[RECORDS PROVIDED]

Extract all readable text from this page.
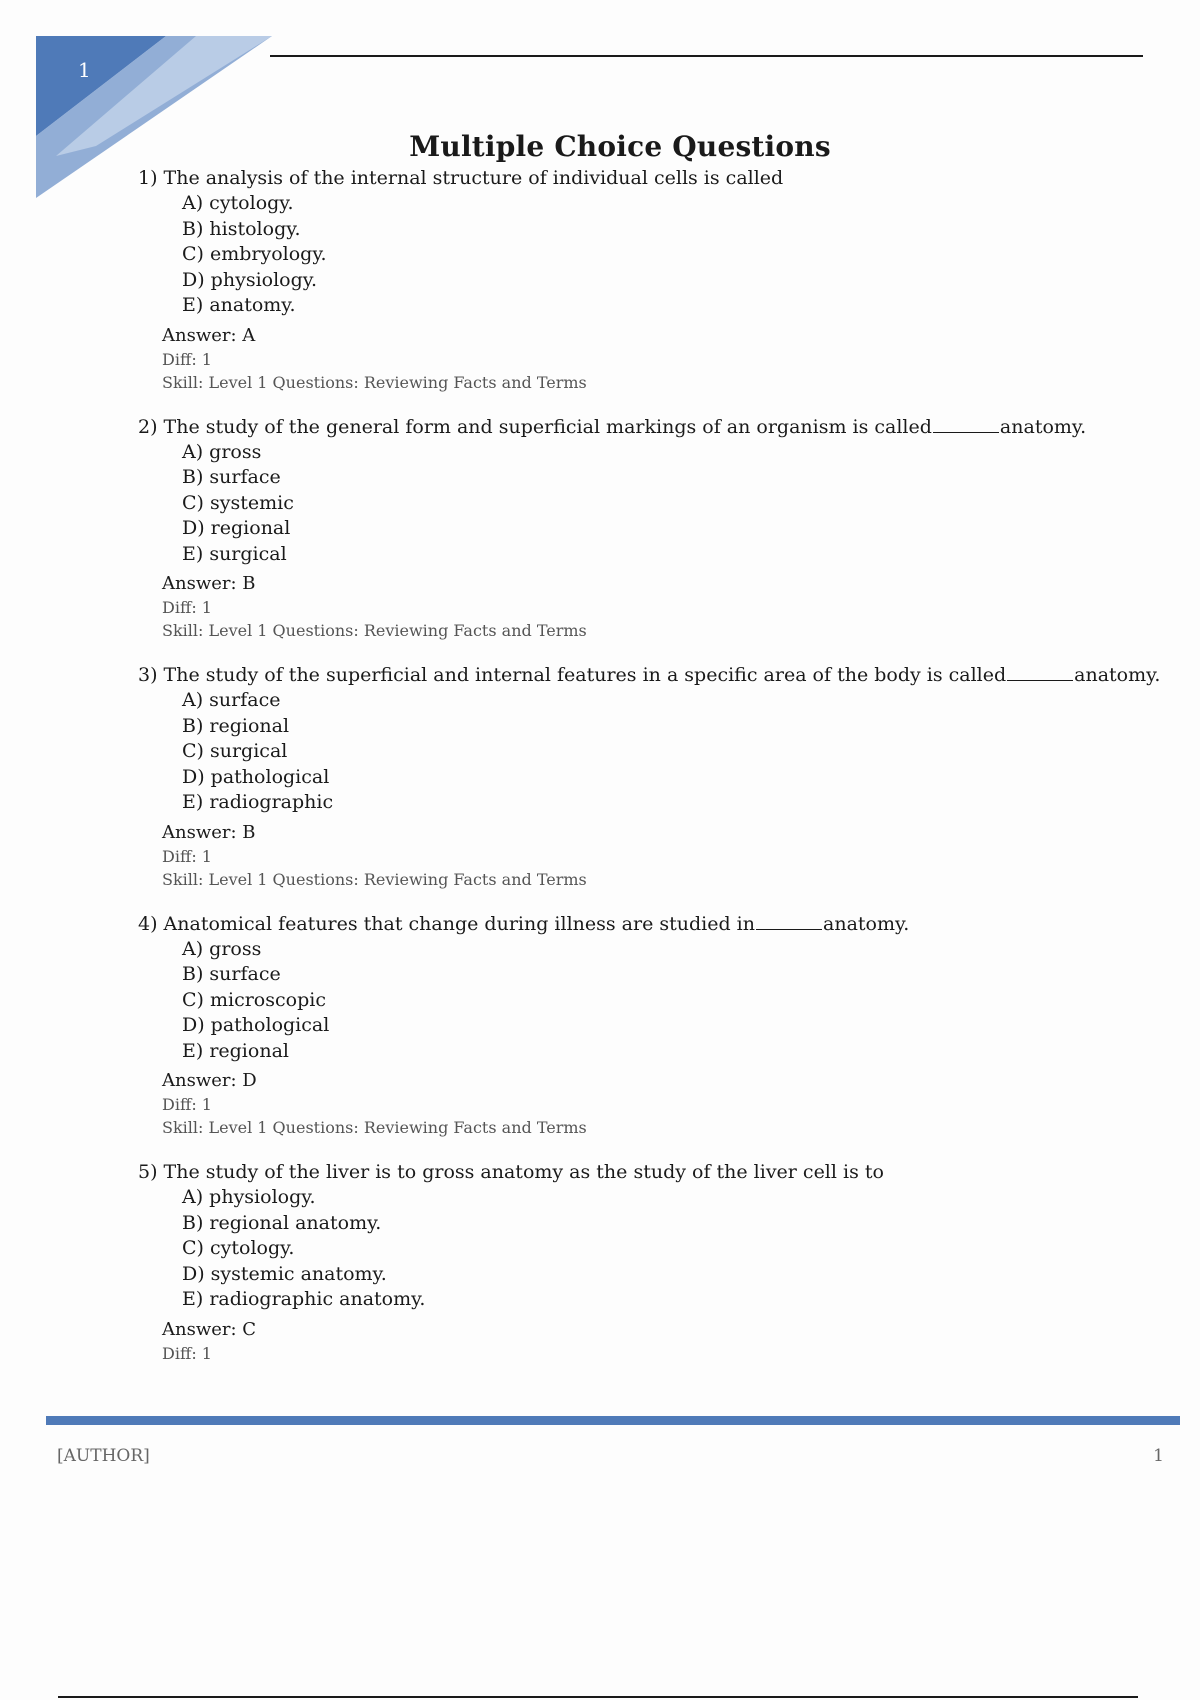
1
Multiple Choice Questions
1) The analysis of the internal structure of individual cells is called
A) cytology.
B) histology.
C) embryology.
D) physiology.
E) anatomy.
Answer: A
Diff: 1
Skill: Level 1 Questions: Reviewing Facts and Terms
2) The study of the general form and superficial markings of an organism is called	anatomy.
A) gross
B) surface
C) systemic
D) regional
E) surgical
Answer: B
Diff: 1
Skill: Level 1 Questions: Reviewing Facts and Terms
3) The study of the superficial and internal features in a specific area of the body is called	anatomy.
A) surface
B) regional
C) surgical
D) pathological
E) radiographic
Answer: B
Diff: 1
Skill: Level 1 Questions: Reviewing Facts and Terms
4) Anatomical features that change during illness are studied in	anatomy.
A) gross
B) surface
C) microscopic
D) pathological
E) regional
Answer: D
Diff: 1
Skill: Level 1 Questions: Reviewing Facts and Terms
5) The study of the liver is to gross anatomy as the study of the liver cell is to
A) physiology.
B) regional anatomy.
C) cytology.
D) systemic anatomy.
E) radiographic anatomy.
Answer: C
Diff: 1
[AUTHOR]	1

[/RECORDS PROVIDED]

▶ _THE TASK_
The reply must contain every entry above, exactly as written, and none of the pictures.

▶ _RESULT BELOW_
Extract all readable text from this page.
1
Multiple Choice Questions
1) The analysis of the internal structure of individual cells is called
A) cytology.
B) histology.
C) embryology.
D) physiology.
E) anatomy.
Answer: A
Diff: 1
Skill: Level 1 Questions: Reviewing Facts and Terms
2) The study of the general form and superficial markings of an organism is called	anatomy.
A) gross
B) surface
C) systemic
D) regional
E) surgical
Answer: B
Diff: 1
Skill: Level 1 Questions: Reviewing Facts and Terms
3) The study of the superficial and internal features in a specific area of the body is called	anatomy.
A) surface
B) regional
C) surgical
D) pathological
E) radiographic
Answer: B
Diff: 1
Skill: Level 1 Questions: Reviewing Facts and Terms
4) Anatomical features that change during illness are studied in	anatomy.
A) gross
B) surface
C) microscopic
D) pathological
E) regional
Answer: D
Diff: 1
Skill: Level 1 Questions: Reviewing Facts and Terms
5) The study of the liver is to gross anatomy as the study of the liver cell is to
A) physiology.
B) regional anatomy.
C) cytology.
D) systemic anatomy.
E) radiographic anatomy.
Answer: C
Diff: 1
[AUTHOR]	1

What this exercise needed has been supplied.